==== Dataset entries ====
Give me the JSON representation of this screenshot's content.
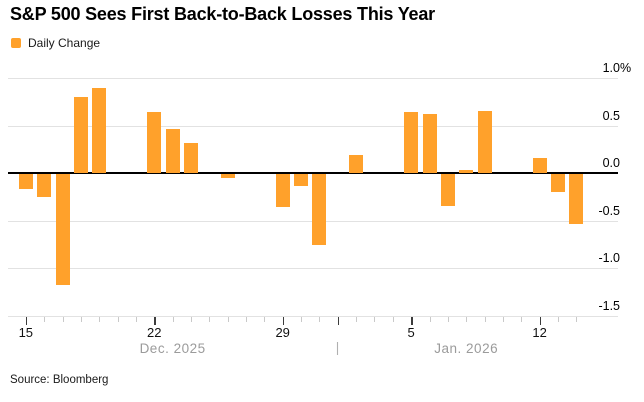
{
  "header": {
    "title": "S&P 500 Sees First Back-to-Back Losses This Year"
  },
  "legend": {
    "label": "Daily Change"
  },
  "source": "Source: Bloomberg",
  "chart_data": {
    "type": "bar",
    "title": "S&P 500 Sees First Back-to-Back Losses This Year",
    "series_name": "Daily Change",
    "unit": "%",
    "ylim": [
      -1.5,
      1.0
    ],
    "grid": true,
    "legend_position": "top-left",
    "points": [
      {
        "date": "Dec 15",
        "slot": 0,
        "value": -0.16
      },
      {
        "date": "Dec 16",
        "slot": 1,
        "value": -0.24
      },
      {
        "date": "Dec 17",
        "slot": 2,
        "value": -1.17
      },
      {
        "date": "Dec 18",
        "slot": 3,
        "value": 0.8
      },
      {
        "date": "Dec 19",
        "slot": 4,
        "value": 0.89
      },
      {
        "date": "Dec 22",
        "slot": 7,
        "value": 0.64
      },
      {
        "date": "Dec 23",
        "slot": 8,
        "value": 0.46
      },
      {
        "date": "Dec 24",
        "slot": 9,
        "value": 0.32
      },
      {
        "date": "Dec 26",
        "slot": 11,
        "value": -0.04
      },
      {
        "date": "Dec 29",
        "slot": 14,
        "value": -0.35
      },
      {
        "date": "Dec 30",
        "slot": 15,
        "value": -0.13
      },
      {
        "date": "Dec 31",
        "slot": 16,
        "value": -0.75
      },
      {
        "date": "Jan 2",
        "slot": 18,
        "value": 0.19
      },
      {
        "date": "Jan 5",
        "slot": 21,
        "value": 0.64
      },
      {
        "date": "Jan 6",
        "slot": 22,
        "value": 0.62
      },
      {
        "date": "Jan 7",
        "slot": 23,
        "value": -0.34
      },
      {
        "date": "Jan 8",
        "slot": 24,
        "value": 0.03
      },
      {
        "date": "Jan 9",
        "slot": 25,
        "value": 0.65
      },
      {
        "date": "Jan 12",
        "slot": 28,
        "value": 0.16
      },
      {
        "date": "Jan 13",
        "slot": 29,
        "value": -0.19
      },
      {
        "date": "Jan 14",
        "slot": 30,
        "value": -0.53
      }
    ],
    "y_axis": {
      "ticks": [
        {
          "value": 1.0,
          "label": "1.0",
          "suffix": "%"
        },
        {
          "value": 0.5,
          "label": "0.5",
          "suffix": ""
        },
        {
          "value": 0.0,
          "label": "0.0",
          "suffix": ""
        },
        {
          "value": -0.5,
          "label": "-0.5",
          "suffix": ""
        },
        {
          "value": -1.0,
          "label": "-1.0",
          "suffix": ""
        },
        {
          "value": -1.5,
          "label": "-1.5",
          "suffix": ""
        }
      ]
    },
    "x_axis": {
      "total_slots": 31,
      "major_slots": [
        0,
        7,
        14,
        17,
        21,
        28
      ],
      "day_labels": [
        {
          "slot": 0,
          "label": "15"
        },
        {
          "slot": 7,
          "label": "22"
        },
        {
          "slot": 14,
          "label": "29"
        },
        {
          "slot": 21,
          "label": "5"
        },
        {
          "slot": 28,
          "label": "12"
        }
      ],
      "month_labels": [
        {
          "label": "Dec. 2025",
          "from_slot": 0,
          "to_slot": 16
        },
        {
          "label": "Jan. 2026",
          "from_slot": 18,
          "to_slot": 30
        }
      ],
      "separator": {
        "glyph": "|",
        "slot": 17
      }
    },
    "colors": {
      "bar": "#FFA12B",
      "gridline": "#E2E2E2",
      "zero_line": "#000000",
      "tick_minor": "#C9C9C9",
      "tick_major": "#3C3C3C",
      "month_text": "#9B9B9B"
    }
  }
}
====
--- Problem to work on ---
Please write out all the data again word for word, but not the pictures.

--- Complete answer ---
Give me the JSON representation of this screenshot's content.
{
  "header": {
    "title": "S&P 500 Sees First Back-to-Back Losses This Year"
  },
  "legend": {
    "label": "Daily Change"
  },
  "source": "Source: Bloomberg",
  "chart_data": {
    "type": "bar",
    "title": "S&P 500 Sees First Back-to-Back Losses This Year",
    "series_name": "Daily Change",
    "unit": "%",
    "ylim": [
      -1.5,
      1.0
    ],
    "grid": true,
    "legend_position": "top-left",
    "points": [
      {
        "date": "Dec 15",
        "slot": 0,
        "value": -0.16
      },
      {
        "date": "Dec 16",
        "slot": 1,
        "value": -0.24
      },
      {
        "date": "Dec 17",
        "slot": 2,
        "value": -1.17
      },
      {
        "date": "Dec 18",
        "slot": 3,
        "value": 0.8
      },
      {
        "date": "Dec 19",
        "slot": 4,
        "value": 0.89
      },
      {
        "date": "Dec 22",
        "slot": 7,
        "value": 0.64
      },
      {
        "date": "Dec 23",
        "slot": 8,
        "value": 0.46
      },
      {
        "date": "Dec 24",
        "slot": 9,
        "value": 0.32
      },
      {
        "date": "Dec 26",
        "slot": 11,
        "value": -0.04
      },
      {
        "date": "Dec 29",
        "slot": 14,
        "value": -0.35
      },
      {
        "date": "Dec 30",
        "slot": 15,
        "value": -0.13
      },
      {
        "date": "Dec 31",
        "slot": 16,
        "value": -0.75
      },
      {
        "date": "Jan 2",
        "slot": 18,
        "value": 0.19
      },
      {
        "date": "Jan 5",
        "slot": 21,
        "value": 0.64
      },
      {
        "date": "Jan 6",
        "slot": 22,
        "value": 0.62
      },
      {
        "date": "Jan 7",
        "slot": 23,
        "value": -0.34
      },
      {
        "date": "Jan 8",
        "slot": 24,
        "value": 0.03
      },
      {
        "date": "Jan 9",
        "slot": 25,
        "value": 0.65
      },
      {
        "date": "Jan 12",
        "slot": 28,
        "value": 0.16
      },
      {
        "date": "Jan 13",
        "slot": 29,
        "value": -0.19
      },
      {
        "date": "Jan 14",
        "slot": 30,
        "value": -0.53
      }
    ],
    "y_axis": {
      "ticks": [
        {
          "value": 1.0,
          "label": "1.0",
          "suffix": "%"
        },
        {
          "value": 0.5,
          "label": "0.5",
          "suffix": ""
        },
        {
          "value": 0.0,
          "label": "0.0",
          "suffix": ""
        },
        {
          "value": -0.5,
          "label": "-0.5",
          "suffix": ""
        },
        {
          "value": -1.0,
          "label": "-1.0",
          "suffix": ""
        },
        {
          "value": -1.5,
          "label": "-1.5",
          "suffix": ""
        }
      ]
    },
    "x_axis": {
      "total_slots": 31,
      "major_slots": [
        0,
        7,
        14,
        17,
        21,
        28
      ],
      "day_labels": [
        {
          "slot": 0,
          "label": "15"
        },
        {
          "slot": 7,
          "label": "22"
        },
        {
          "slot": 14,
          "label": "29"
        },
        {
          "slot": 21,
          "label": "5"
        },
        {
          "slot": 28,
          "label": "12"
        }
      ],
      "month_labels": [
        {
          "label": "Dec. 2025",
          "from_slot": 0,
          "to_slot": 16
        },
        {
          "label": "Jan. 2026",
          "from_slot": 18,
          "to_slot": 30
        }
      ],
      "separator": {
        "glyph": "|",
        "slot": 17
      }
    },
    "colors": {
      "bar": "#FFA12B",
      "gridline": "#E2E2E2",
      "zero_line": "#000000",
      "tick_minor": "#C9C9C9",
      "tick_major": "#3C3C3C",
      "month_text": "#9B9B9B"
    }
  }
}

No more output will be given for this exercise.